**Directive**. All the records that follow need to be reproduced exactly. Omit the images.

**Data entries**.
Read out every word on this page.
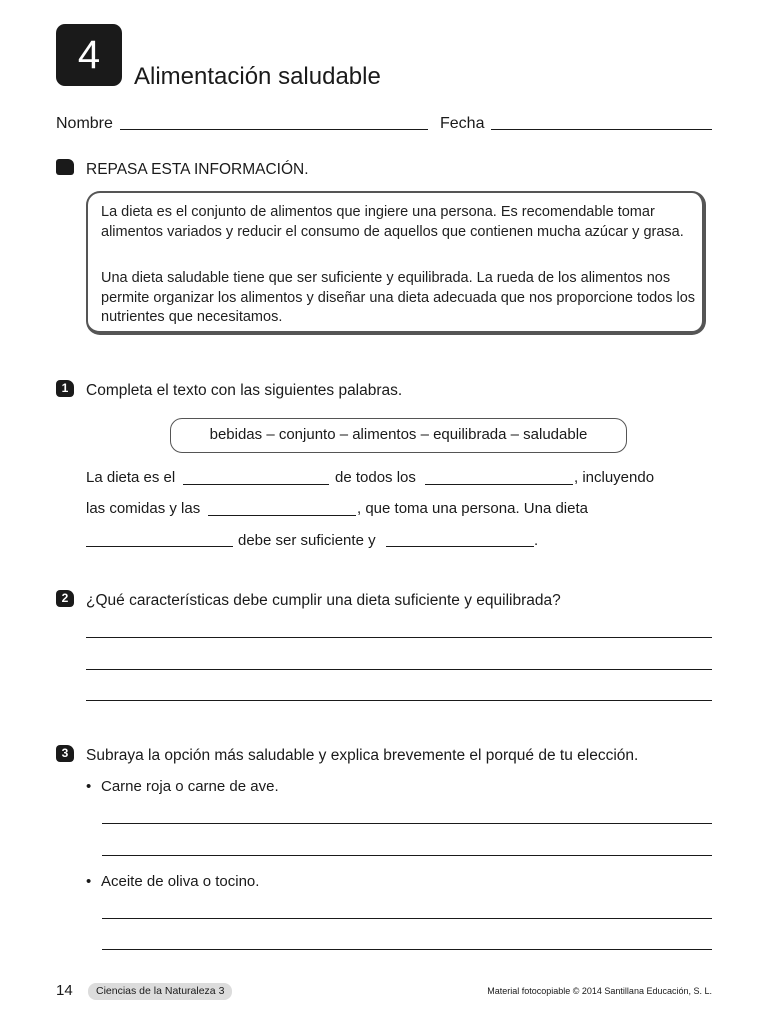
4	Alimentación saludable
Nombre	Fecha
REPASA ESTA INFORMACIÓN.
La dieta es el conjunto de alimentos que ingiere una persona. Es recomendable tomar alimentos variados y reducir el consumo de aquellos que contienen mucha azúcar y grasa.
Una dieta saludable tiene que ser suficiente y equilibrada. La rueda de los alimentos nos permite organizar los alimentos y diseñar una dieta adecuada que nos proporcione todos los nutrientes que necesitamos.
1	Completa el texto con las siguientes palabras.
bebidas – conjunto – alimentos – equilibrada – saludable
La dieta es el	de todos los	, incluyendo
las comidas y las	, que toma una persona. Una dieta
debe ser suficiente y	.
2	¿Qué características debe cumplir una dieta suficiente y equilibrada?
3	Subraya la opción más saludable y explica brevemente el porqué de tu elección.
• Carne roja o carne de ave.
• Aceite de oliva o tocino.
14	Ciencias de la Naturaleza 3	Material fotocopiable © 2014 Santillana Educación, S. L.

**Solution to this exercise**.
Read out every word on this page.
4	Alimentación saludable
Nombre	Fecha
REPASA ESTA INFORMACIÓN.
La dieta es el conjunto de alimentos que ingiere una persona. Es recomendable tomar alimentos variados y reducir el consumo de aquellos que contienen mucha azúcar y grasa.
Una dieta saludable tiene que ser suficiente y equilibrada. La rueda de los alimentos nos permite organizar los alimentos y diseñar una dieta adecuada que nos proporcione todos los nutrientes que necesitamos.
1	Completa el texto con las siguientes palabras.
bebidas – conjunto – alimentos – equilibrada – saludable
La dieta es el	de todos los	, incluyendo
las comidas y las	, que toma una persona. Una dieta
debe ser suficiente y	.
2	¿Qué características debe cumplir una dieta suficiente y equilibrada?
3	Subraya la opción más saludable y explica brevemente el porqué de tu elección.
• Carne roja o carne de ave.
• Aceite de oliva o tocino.
14	Ciencias de la Naturaleza 3	Material fotocopiable © 2014 Santillana Educación, S. L.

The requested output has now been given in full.